***** STORED DATA
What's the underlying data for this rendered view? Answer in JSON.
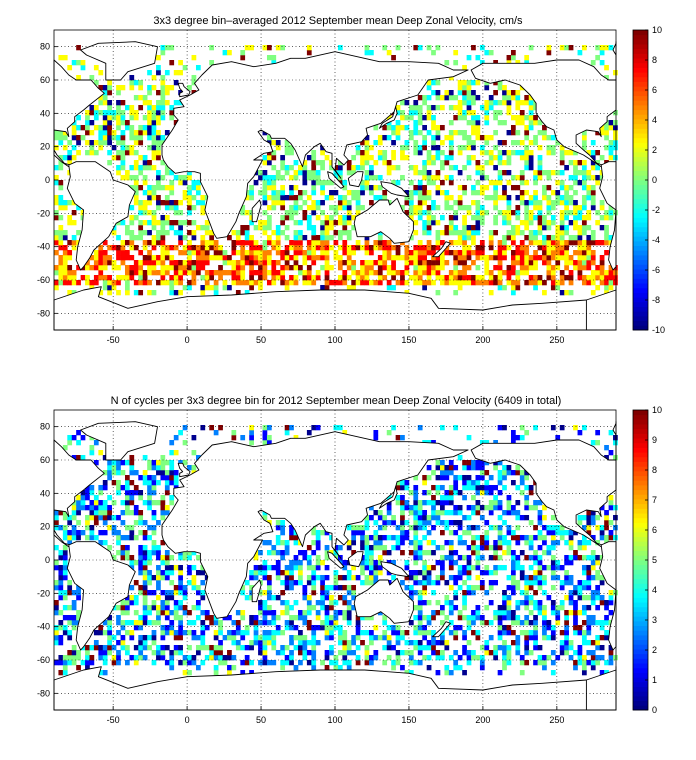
{
  "colors": {
    "colormap": [
      "#00008f",
      "#0000ff",
      "#0080ff",
      "#00ffff",
      "#80ff80",
      "#ffff00",
      "#ff8000",
      "#ff0000",
      "#800000"
    ],
    "coast": "#000000",
    "grid": "#000000"
  },
  "chart_data": [
    {
      "type": "heatmap",
      "title": "3x3 degree bin–averaged 2012 September mean Deep Zonal Velocity, cm/s",
      "xlabel": "",
      "ylabel": "",
      "xlim": [
        -90,
        290
      ],
      "ylim": [
        -90,
        90
      ],
      "x_ticks": [
        -50,
        0,
        50,
        100,
        150,
        200,
        250
      ],
      "y_ticks": [
        80,
        60,
        40,
        20,
        0,
        -20,
        -40,
        -60,
        -80
      ],
      "grid": true,
      "bin_size_deg": 3,
      "colorbar": {
        "min": -10,
        "max": 10,
        "ticks": [
          10,
          8,
          6,
          4,
          2,
          0,
          -2,
          -4,
          -6,
          -8,
          -10
        ],
        "colormap": "jet",
        "placement": "right"
      }
    },
    {
      "type": "heatmap",
      "title": "N of cycles per 3x3 degree bin for 2012 September mean Deep Zonal Velocity (6409 in total)",
      "xlabel": "",
      "ylabel": "",
      "xlim": [
        -90,
        290
      ],
      "ylim": [
        -90,
        90
      ],
      "x_ticks": [
        -50,
        0,
        50,
        100,
        150,
        200,
        250
      ],
      "y_ticks": [
        80,
        60,
        40,
        20,
        0,
        -20,
        -40,
        -60,
        -80
      ],
      "grid": true,
      "bin_size_deg": 3,
      "total_cycles": 6409,
      "colorbar": {
        "min": 0,
        "max": 10,
        "ticks": [
          10,
          9,
          8,
          7,
          6,
          5,
          4,
          3,
          2,
          1,
          0
        ],
        "colormap": "jet",
        "placement": "right"
      }
    }
  ]
}
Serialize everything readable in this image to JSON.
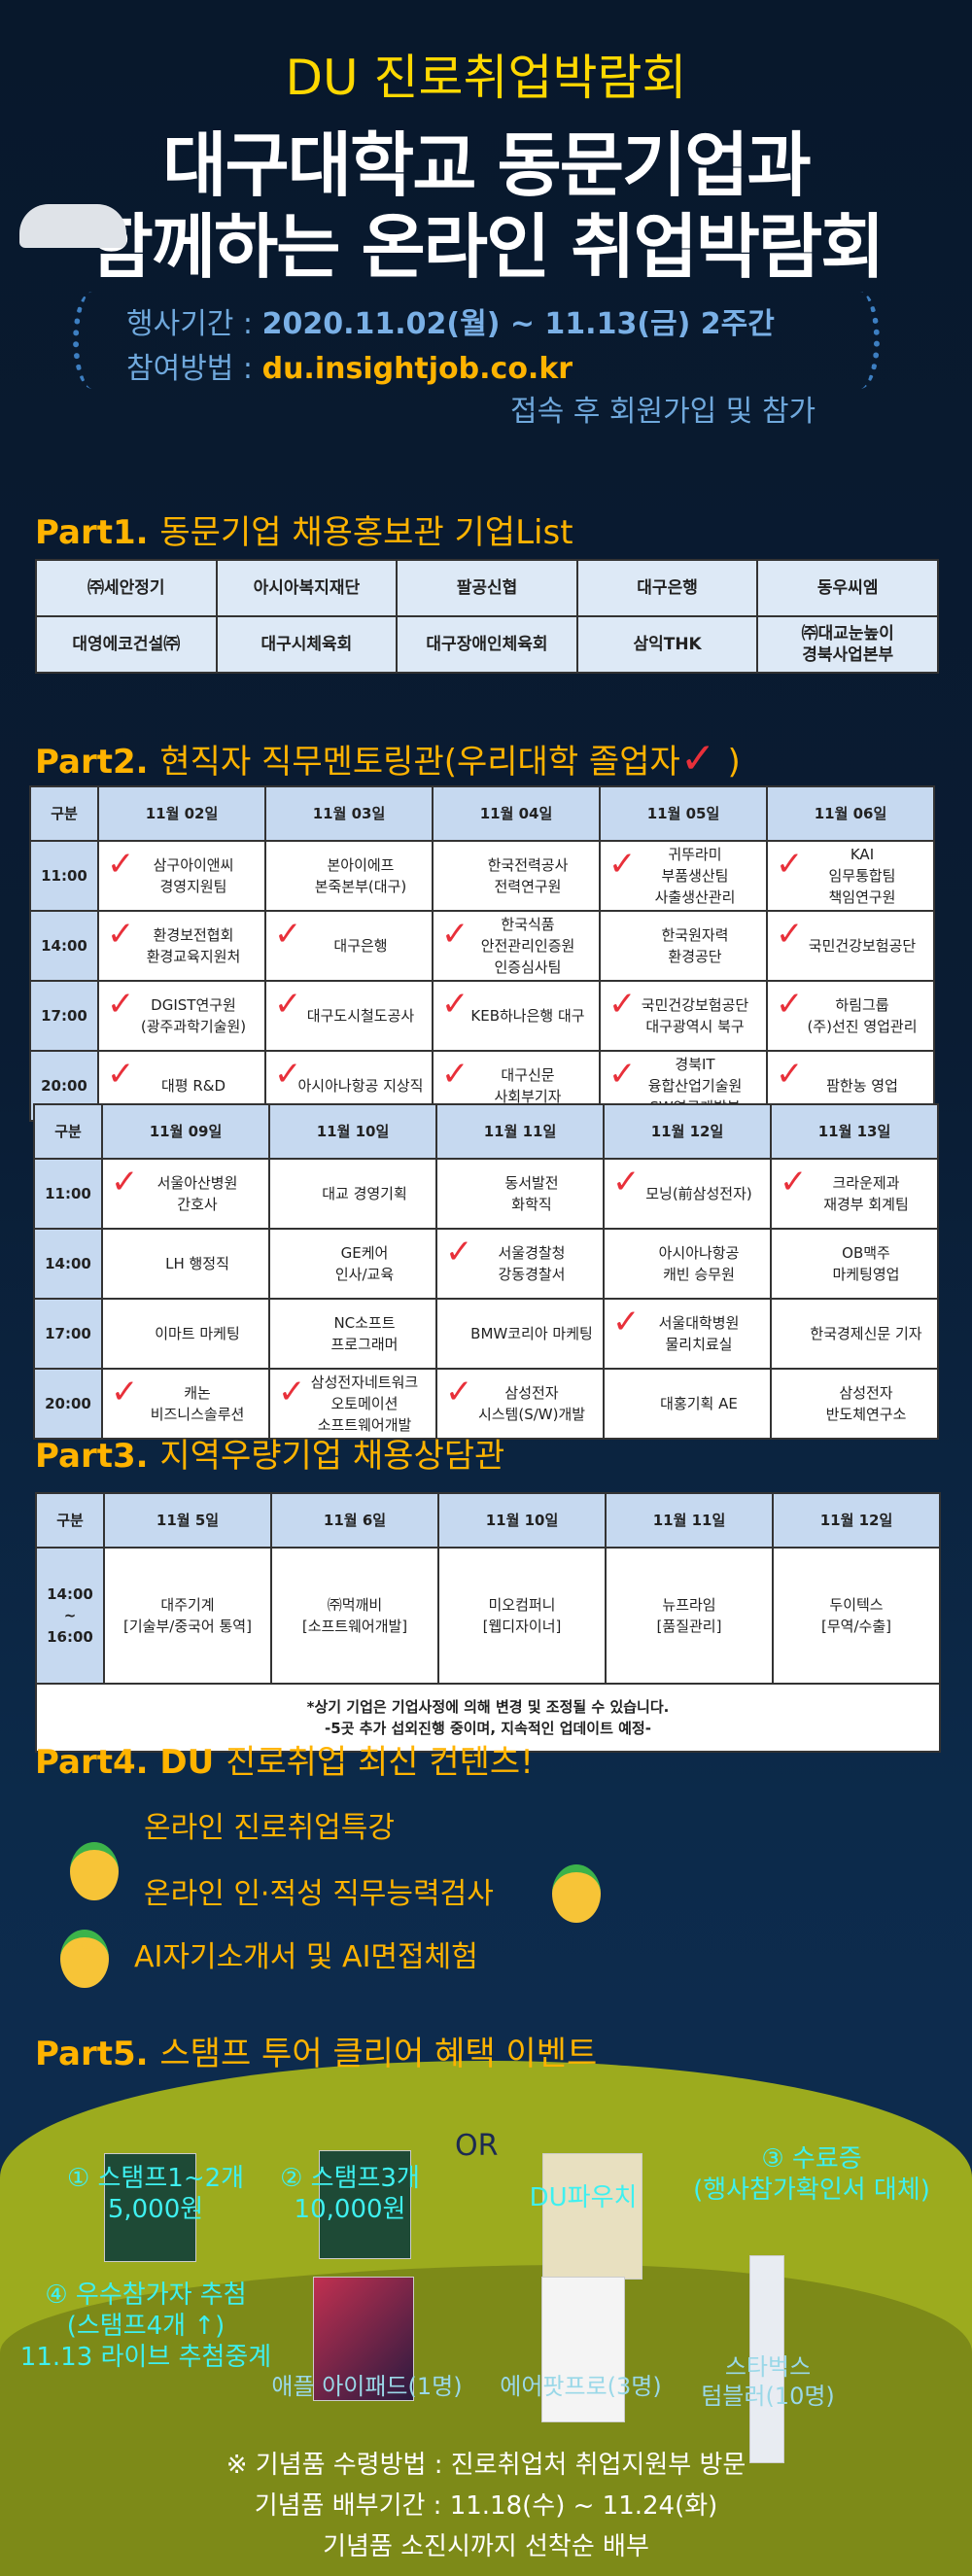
{
  "header": {
    "subtitle": "DU 진로취업박람회",
    "title_line1": "대구대학교 동문기업과",
    "title_line2": "함께하는 온라인 취업박람회",
    "period_label": "행사기간 : ",
    "period_value": "2020.11.02(월) ~ 11.13(금) 2주간",
    "method_label": "참여방법 : ",
    "method_url": "du.insightjob.co.kr",
    "method_note": "접속 후 회원가입 및 참가"
  },
  "part1": {
    "title_bold": "Part1.",
    "title": "동문기업 채용홍보관 기업List",
    "rows": [
      [
        "㈜세안정기",
        "아시아복지재단",
        "팔공신협",
        "대구은행",
        "동우씨엠"
      ],
      [
        "대영에코건설㈜",
        "대구시체육회",
        "대구장애인체육회",
        "삼익THK",
        "㈜대교눈높이 경북사업본부"
      ]
    ]
  },
  "part2": {
    "title_bold": "Part2.",
    "title": "현직자 직무멘토링관(우리대학 졸업자",
    "title_end": ")",
    "check_color": "#e8303a",
    "weeks": [
      {
        "headers": [
          "구분",
          "11월 02일",
          "11월 03일",
          "11월 04일",
          "11월 05일",
          "11월 06일"
        ],
        "rows": [
          {
            "time": "11:00",
            "cells": [
              {
                "t": [
                  "삼구아이앤씨",
                  "경영지원팀"
                ],
                "c": true
              },
              {
                "t": [
                  "본아이에프",
                  "본죽본부(대구)"
                ]
              },
              {
                "t": [
                  "한국전력공사",
                  "전력연구원"
                ]
              },
              {
                "t": [
                  "귀뚜라미",
                  "부품생산팀",
                  "사출생산관리"
                ],
                "c": true
              },
              {
                "t": [
                  "KAI",
                  "임무통합팀",
                  "책임연구원"
                ],
                "c": true
              }
            ]
          },
          {
            "time": "14:00",
            "cells": [
              {
                "t": [
                  "환경보전협회",
                  "환경교육지원처"
                ],
                "c": true
              },
              {
                "t": [
                  "대구은행"
                ],
                "c": true
              },
              {
                "t": [
                  "한국식품",
                  "안전관리인증원",
                  "인증심사팀"
                ],
                "c": true
              },
              {
                "t": [
                  "한국원자력",
                  "환경공단"
                ]
              },
              {
                "t": [
                  "국민건강보험공단"
                ],
                "c": true
              }
            ]
          },
          {
            "time": "17:00",
            "cells": [
              {
                "t": [
                  "DGIST연구원",
                  "(광주과학기술원)"
                ],
                "c": true
              },
              {
                "t": [
                  "대구도시철도공사"
                ],
                "c": true
              },
              {
                "t": [
                  "KEB하나은행 대구"
                ],
                "c": true
              },
              {
                "t": [
                  "국민건강보험공단",
                  "대구광역시 북구"
                ],
                "c": true
              },
              {
                "t": [
                  "하림그룹",
                  "(주)선진 영업관리"
                ],
                "c": true
              }
            ]
          },
          {
            "time": "20:00",
            "cells": [
              {
                "t": [
                  "대평 R&D"
                ],
                "c": true
              },
              {
                "t": [
                  "아시아나항공 지상직"
                ],
                "c": true
              },
              {
                "t": [
                  "대구신문",
                  "사회부기자"
                ],
                "c": true
              },
              {
                "t": [
                  "경북IT",
                  "융합산업기술원",
                  "SW연구개발부"
                ],
                "c": true
              },
              {
                "t": [
                  "팜한농 영업"
                ],
                "c": true
              }
            ]
          }
        ]
      },
      {
        "headers": [
          "구분",
          "11월 09일",
          "11월 10일",
          "11월 11일",
          "11월 12일",
          "11월 13일"
        ],
        "rows": [
          {
            "time": "11:00",
            "cells": [
              {
                "t": [
                  "서울아산병원",
                  "간호사"
                ],
                "c": true
              },
              {
                "t": [
                  "대교 경영기획"
                ]
              },
              {
                "t": [
                  "동서발전",
                  "화학직"
                ]
              },
              {
                "t": [
                  "모닝(前삼성전자)"
                ],
                "c": true
              },
              {
                "t": [
                  "크라운제과",
                  "재경부 회계팀"
                ],
                "c": true
              }
            ]
          },
          {
            "time": "14:00",
            "cells": [
              {
                "t": [
                  "LH 행정직"
                ]
              },
              {
                "t": [
                  "GE케어",
                  "인사/교육"
                ]
              },
              {
                "t": [
                  "서울경찰청 강동경찰서"
                ],
                "c": true
              },
              {
                "t": [
                  "아시아나항공",
                  "캐빈 승무원"
                ]
              },
              {
                "t": [
                  "OB맥주",
                  "마케팅영업"
                ]
              }
            ]
          },
          {
            "time": "17:00",
            "cells": [
              {
                "t": [
                  "이마트 마케팅"
                ]
              },
              {
                "t": [
                  "NC소프트",
                  "프로그래머"
                ]
              },
              {
                "t": [
                  "BMW코리아 마케팅"
                ]
              },
              {
                "t": [
                  "서울대학병원",
                  "물리치료실"
                ],
                "c": true
              },
              {
                "t": [
                  "한국경제신문 기자"
                ]
              }
            ]
          },
          {
            "time": "20:00",
            "cells": [
              {
                "t": [
                  "캐논",
                  "비즈니스솔루션"
                ],
                "c": true
              },
              {
                "t": [
                  "삼성전자네트워크",
                  "오토메이션",
                  "소프트웨어개발"
                ],
                "c": true
              },
              {
                "t": [
                  "삼성전자",
                  "시스템(S/W)개발"
                ],
                "c": true
              },
              {
                "t": [
                  "대홍기획 AE"
                ]
              },
              {
                "t": [
                  "삼성전자",
                  "반도체연구소"
                ]
              }
            ]
          }
        ]
      }
    ]
  },
  "part3": {
    "title_bold": "Part3.",
    "title": "지역우량기업 채용상담관",
    "headers": [
      "구분",
      "11월 5일",
      "11월 6일",
      "11월 10일",
      "11월 11일",
      "11월 12일"
    ],
    "time": [
      "14:00",
      "~",
      "16:00"
    ],
    "cells": [
      [
        "대주기계",
        "[기술부/중국어 통역]"
      ],
      [
        "㈜먹깨비",
        "[소프트웨어개발]"
      ],
      [
        "미오컴퍼니",
        "[웹디자이너]"
      ],
      [
        "뉴프라임",
        "[품질관리]"
      ],
      [
        "두이텍스",
        "[무역/수출]"
      ]
    ],
    "notes": [
      "*상기 기업은 기업사정에 의해 변경 및 조정될 수 있습니다.",
      "-5곳 추가 섭외진행 중이며, 지속적인 업데이트 예정-"
    ]
  },
  "part4": {
    "title_bold": "Part4. DU",
    "title": "진로취업 최신 컨텐츠!",
    "items": [
      "온라인 진로취업특강",
      "온라인 인·적성 직무능력검사",
      "AI자기소개서 및 AI면접체험"
    ]
  },
  "part5": {
    "title_bold": "Part5.",
    "title": "스탬프 투어 클리어 혜택 이벤트",
    "prize1": [
      "① 스탬프1~2개",
      "5,000원"
    ],
    "prize2": [
      "② 스탬프3개",
      "10,000원"
    ],
    "or": "OR",
    "pouch": "DU파우치",
    "prize3": [
      "③ 수료증",
      "(행사참가확인서 대체)"
    ],
    "prize4": [
      "④ 우수참가자 추첨",
      "(스탬프4개 ↑)",
      "11.13 라이브 추첨중계"
    ],
    "products": [
      "애플 아이패드(1명)",
      "에어팟프로(3명)",
      "스타벅스",
      "텀블러(10명)"
    ],
    "notes": [
      "※ 기념품 수령방법 : 진로취업처 취업지원부 방문",
      "기념품 배부기간 : 11.18(수) ~ 11.24(화)",
      "기념품 소진시까지 선착순 배부"
    ]
  }
}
**********
For each line in the data above that contains the string "this", extract the line.

What's the underlying data for this rendered view? Answer in JSON.
Serialize everything readable in this image to JSON.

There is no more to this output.